=== What is asked ===
Reply with one number only: the count of lines below that contain the word "content".

=== Data shown ===
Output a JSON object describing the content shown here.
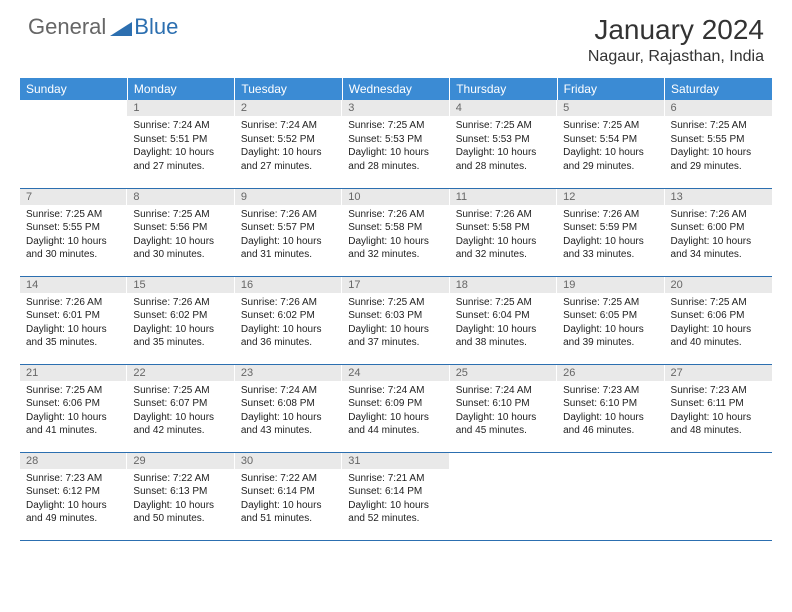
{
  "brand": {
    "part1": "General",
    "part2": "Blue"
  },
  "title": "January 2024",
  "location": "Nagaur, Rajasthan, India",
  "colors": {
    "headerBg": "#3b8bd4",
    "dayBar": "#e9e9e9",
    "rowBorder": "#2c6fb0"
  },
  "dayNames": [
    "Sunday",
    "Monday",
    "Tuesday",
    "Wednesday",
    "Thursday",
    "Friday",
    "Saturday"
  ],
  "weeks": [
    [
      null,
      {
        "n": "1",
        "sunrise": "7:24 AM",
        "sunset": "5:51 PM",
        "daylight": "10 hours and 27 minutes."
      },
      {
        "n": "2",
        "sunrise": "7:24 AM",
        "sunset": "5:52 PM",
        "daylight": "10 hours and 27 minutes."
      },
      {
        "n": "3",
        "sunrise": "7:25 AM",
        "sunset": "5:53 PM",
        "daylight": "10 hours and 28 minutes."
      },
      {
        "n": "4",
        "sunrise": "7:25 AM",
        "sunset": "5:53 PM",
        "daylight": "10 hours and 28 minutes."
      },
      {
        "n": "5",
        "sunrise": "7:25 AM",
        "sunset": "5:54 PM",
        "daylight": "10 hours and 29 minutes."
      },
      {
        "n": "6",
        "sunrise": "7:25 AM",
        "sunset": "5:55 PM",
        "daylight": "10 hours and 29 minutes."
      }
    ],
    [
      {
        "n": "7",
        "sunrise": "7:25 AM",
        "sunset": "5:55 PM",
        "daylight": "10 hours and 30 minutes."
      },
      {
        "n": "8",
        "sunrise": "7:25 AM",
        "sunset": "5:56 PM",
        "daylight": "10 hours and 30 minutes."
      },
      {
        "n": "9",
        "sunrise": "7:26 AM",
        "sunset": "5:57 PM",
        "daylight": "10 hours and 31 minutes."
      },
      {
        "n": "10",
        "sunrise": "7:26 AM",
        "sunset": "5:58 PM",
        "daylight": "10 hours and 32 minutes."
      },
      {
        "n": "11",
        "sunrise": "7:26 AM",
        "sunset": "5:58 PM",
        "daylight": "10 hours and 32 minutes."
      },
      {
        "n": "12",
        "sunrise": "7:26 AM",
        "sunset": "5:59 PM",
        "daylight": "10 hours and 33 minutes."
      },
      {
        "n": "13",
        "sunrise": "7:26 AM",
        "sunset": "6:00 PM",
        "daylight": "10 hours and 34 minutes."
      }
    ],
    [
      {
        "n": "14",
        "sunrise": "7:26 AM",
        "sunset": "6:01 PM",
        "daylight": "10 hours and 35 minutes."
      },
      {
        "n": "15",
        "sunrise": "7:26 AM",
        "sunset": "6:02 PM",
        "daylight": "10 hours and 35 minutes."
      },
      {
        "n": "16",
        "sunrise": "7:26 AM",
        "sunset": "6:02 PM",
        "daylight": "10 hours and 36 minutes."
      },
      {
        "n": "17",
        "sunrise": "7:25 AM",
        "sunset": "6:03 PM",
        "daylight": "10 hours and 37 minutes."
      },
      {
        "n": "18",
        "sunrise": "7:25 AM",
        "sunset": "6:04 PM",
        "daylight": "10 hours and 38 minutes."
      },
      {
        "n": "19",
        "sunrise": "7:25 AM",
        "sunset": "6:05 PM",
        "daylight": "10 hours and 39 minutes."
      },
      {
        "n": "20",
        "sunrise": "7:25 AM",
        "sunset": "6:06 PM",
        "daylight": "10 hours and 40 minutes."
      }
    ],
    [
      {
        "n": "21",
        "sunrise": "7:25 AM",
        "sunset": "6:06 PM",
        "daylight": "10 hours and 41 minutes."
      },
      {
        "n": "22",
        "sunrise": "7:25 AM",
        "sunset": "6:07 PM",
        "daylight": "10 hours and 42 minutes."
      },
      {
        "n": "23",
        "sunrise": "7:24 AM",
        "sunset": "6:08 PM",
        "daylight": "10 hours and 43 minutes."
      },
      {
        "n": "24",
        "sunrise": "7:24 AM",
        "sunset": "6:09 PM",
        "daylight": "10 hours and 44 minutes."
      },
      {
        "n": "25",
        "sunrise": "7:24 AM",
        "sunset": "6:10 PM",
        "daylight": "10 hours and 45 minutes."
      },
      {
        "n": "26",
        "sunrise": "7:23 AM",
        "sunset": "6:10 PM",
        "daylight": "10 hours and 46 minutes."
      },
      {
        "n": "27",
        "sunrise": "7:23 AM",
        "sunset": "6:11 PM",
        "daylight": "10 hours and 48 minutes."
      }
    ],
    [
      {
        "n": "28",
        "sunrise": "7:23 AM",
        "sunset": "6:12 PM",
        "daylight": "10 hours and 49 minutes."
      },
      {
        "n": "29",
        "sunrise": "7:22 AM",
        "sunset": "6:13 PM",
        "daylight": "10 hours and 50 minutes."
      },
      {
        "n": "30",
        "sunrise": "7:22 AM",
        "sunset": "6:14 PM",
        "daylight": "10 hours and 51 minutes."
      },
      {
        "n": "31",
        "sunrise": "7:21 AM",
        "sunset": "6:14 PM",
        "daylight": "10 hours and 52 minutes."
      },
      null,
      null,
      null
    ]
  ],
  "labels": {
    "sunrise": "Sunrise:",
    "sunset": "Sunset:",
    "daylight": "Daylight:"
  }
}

---

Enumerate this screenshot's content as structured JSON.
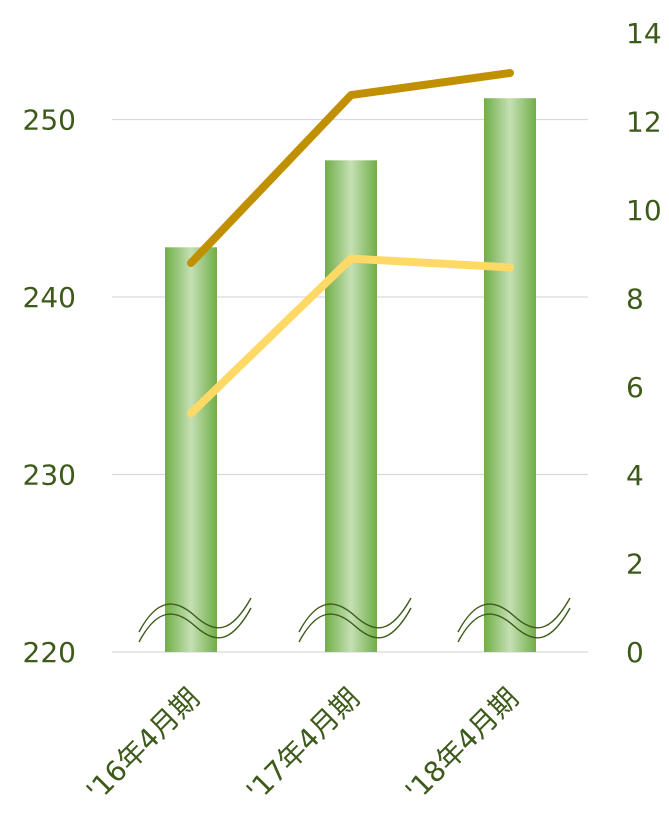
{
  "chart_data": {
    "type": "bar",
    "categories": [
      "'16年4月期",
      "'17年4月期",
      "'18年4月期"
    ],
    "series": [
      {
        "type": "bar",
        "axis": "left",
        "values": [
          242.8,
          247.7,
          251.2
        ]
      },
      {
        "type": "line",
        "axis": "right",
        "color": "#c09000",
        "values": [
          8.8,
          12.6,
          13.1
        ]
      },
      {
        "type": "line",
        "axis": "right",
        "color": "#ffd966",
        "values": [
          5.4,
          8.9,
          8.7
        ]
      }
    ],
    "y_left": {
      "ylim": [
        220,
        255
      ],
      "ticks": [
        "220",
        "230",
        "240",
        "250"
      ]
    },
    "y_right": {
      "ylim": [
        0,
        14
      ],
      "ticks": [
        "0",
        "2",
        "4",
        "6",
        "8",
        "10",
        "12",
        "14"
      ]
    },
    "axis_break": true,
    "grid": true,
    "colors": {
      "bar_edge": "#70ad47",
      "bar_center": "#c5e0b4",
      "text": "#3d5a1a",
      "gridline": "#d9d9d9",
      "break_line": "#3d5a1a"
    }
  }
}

=== Result for this exercise ===
2